- Work to be completed -
What is the number of lines in the data that hold the string "registration"? Reply with that number only.

start

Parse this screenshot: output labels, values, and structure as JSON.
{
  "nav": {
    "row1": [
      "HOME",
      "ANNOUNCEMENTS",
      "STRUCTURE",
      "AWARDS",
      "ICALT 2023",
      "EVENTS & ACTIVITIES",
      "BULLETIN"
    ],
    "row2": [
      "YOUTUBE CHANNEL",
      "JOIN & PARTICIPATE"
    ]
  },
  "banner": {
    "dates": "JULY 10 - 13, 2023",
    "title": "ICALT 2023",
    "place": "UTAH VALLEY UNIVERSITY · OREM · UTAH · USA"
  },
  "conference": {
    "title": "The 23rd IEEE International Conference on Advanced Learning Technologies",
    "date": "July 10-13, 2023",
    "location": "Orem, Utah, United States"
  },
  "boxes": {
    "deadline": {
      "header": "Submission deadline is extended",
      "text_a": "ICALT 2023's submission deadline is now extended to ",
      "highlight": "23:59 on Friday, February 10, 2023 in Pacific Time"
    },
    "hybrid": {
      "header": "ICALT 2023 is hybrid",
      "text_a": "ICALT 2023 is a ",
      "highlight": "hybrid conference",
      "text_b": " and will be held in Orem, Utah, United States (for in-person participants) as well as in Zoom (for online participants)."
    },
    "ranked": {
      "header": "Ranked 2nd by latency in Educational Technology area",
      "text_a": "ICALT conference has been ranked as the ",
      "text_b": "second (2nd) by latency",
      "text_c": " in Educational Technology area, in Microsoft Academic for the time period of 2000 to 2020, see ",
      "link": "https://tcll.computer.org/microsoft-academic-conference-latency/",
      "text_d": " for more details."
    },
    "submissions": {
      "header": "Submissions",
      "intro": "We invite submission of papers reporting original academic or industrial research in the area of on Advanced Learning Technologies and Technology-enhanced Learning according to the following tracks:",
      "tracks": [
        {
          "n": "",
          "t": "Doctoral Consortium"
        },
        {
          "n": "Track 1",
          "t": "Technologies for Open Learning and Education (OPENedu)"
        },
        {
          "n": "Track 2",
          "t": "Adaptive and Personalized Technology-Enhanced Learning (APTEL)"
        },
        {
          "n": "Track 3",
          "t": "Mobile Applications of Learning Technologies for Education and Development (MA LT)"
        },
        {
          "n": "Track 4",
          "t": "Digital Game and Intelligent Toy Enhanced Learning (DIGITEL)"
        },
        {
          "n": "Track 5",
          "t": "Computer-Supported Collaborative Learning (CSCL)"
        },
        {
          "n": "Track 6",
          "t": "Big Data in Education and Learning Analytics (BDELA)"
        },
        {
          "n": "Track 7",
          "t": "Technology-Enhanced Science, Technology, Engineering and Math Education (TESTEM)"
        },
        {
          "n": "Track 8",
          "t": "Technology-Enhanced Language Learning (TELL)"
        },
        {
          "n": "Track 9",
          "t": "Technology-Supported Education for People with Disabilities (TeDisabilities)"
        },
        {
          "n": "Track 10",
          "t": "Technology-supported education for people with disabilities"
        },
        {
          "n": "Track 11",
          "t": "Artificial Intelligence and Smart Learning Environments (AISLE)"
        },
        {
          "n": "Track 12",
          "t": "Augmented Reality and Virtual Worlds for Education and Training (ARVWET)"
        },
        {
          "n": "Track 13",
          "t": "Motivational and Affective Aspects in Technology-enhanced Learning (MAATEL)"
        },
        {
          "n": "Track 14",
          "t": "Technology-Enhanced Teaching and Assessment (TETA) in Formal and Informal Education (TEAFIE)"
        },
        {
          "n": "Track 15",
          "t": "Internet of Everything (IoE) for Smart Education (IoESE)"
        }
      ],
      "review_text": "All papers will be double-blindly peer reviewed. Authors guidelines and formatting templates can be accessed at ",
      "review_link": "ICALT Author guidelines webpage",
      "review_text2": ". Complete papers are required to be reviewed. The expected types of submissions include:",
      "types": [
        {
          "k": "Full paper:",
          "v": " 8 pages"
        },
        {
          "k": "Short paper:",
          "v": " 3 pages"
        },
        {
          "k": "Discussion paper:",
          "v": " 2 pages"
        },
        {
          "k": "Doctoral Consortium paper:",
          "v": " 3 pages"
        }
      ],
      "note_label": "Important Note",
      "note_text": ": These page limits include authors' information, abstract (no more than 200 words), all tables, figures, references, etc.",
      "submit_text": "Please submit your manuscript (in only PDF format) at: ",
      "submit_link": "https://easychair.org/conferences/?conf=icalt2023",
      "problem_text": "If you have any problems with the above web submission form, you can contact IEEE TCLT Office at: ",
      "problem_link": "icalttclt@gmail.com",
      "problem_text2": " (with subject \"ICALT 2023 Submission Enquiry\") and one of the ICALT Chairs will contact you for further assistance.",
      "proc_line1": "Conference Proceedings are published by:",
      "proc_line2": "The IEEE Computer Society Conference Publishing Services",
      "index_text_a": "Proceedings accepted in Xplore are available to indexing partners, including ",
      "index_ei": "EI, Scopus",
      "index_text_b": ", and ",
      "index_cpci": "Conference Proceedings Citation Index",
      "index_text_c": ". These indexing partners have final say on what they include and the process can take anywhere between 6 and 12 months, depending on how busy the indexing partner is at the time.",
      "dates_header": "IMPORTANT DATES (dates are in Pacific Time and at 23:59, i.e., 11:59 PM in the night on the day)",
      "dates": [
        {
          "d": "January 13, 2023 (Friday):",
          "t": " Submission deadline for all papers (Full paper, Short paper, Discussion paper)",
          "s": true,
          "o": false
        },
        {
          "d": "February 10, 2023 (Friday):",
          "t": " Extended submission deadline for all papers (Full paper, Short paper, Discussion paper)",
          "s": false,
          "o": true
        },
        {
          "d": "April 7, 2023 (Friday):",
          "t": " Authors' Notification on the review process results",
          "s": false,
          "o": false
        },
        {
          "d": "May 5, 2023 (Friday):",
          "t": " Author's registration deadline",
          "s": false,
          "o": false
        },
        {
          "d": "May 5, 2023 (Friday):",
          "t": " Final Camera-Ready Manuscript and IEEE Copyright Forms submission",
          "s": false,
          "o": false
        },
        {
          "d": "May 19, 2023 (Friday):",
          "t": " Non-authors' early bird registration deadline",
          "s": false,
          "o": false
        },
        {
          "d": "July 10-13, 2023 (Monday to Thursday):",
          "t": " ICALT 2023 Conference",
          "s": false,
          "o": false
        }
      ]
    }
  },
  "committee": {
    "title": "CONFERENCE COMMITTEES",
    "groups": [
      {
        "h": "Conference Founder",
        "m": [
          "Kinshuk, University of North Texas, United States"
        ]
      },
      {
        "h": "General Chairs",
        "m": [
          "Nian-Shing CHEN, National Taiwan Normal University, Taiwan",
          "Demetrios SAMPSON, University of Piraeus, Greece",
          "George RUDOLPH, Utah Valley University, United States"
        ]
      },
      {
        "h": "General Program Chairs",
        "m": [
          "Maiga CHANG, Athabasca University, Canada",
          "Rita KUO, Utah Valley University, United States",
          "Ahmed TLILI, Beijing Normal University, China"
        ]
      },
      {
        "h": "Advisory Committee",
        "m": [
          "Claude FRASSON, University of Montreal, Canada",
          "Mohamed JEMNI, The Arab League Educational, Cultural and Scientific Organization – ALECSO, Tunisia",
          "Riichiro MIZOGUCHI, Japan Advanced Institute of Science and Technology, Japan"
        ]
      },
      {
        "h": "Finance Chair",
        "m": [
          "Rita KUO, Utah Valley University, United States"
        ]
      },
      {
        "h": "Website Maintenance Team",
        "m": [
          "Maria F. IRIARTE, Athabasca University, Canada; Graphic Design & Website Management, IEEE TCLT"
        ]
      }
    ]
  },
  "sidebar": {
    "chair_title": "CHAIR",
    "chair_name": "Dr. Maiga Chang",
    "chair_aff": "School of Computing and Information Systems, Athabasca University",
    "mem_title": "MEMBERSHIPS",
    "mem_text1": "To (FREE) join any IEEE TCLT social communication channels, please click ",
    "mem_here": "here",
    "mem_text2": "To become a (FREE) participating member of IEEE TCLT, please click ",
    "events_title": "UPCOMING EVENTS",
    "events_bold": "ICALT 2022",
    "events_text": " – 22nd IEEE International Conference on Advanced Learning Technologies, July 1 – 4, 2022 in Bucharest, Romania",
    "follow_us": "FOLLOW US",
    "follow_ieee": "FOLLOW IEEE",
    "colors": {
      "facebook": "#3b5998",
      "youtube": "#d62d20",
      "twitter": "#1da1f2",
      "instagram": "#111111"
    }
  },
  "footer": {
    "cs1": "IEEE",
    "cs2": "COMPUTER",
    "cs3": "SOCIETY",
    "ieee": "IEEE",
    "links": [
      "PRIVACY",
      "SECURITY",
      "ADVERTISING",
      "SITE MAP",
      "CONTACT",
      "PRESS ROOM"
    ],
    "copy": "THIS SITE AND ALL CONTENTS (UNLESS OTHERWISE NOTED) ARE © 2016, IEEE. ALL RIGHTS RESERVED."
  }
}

end

- Output for this exercise -
2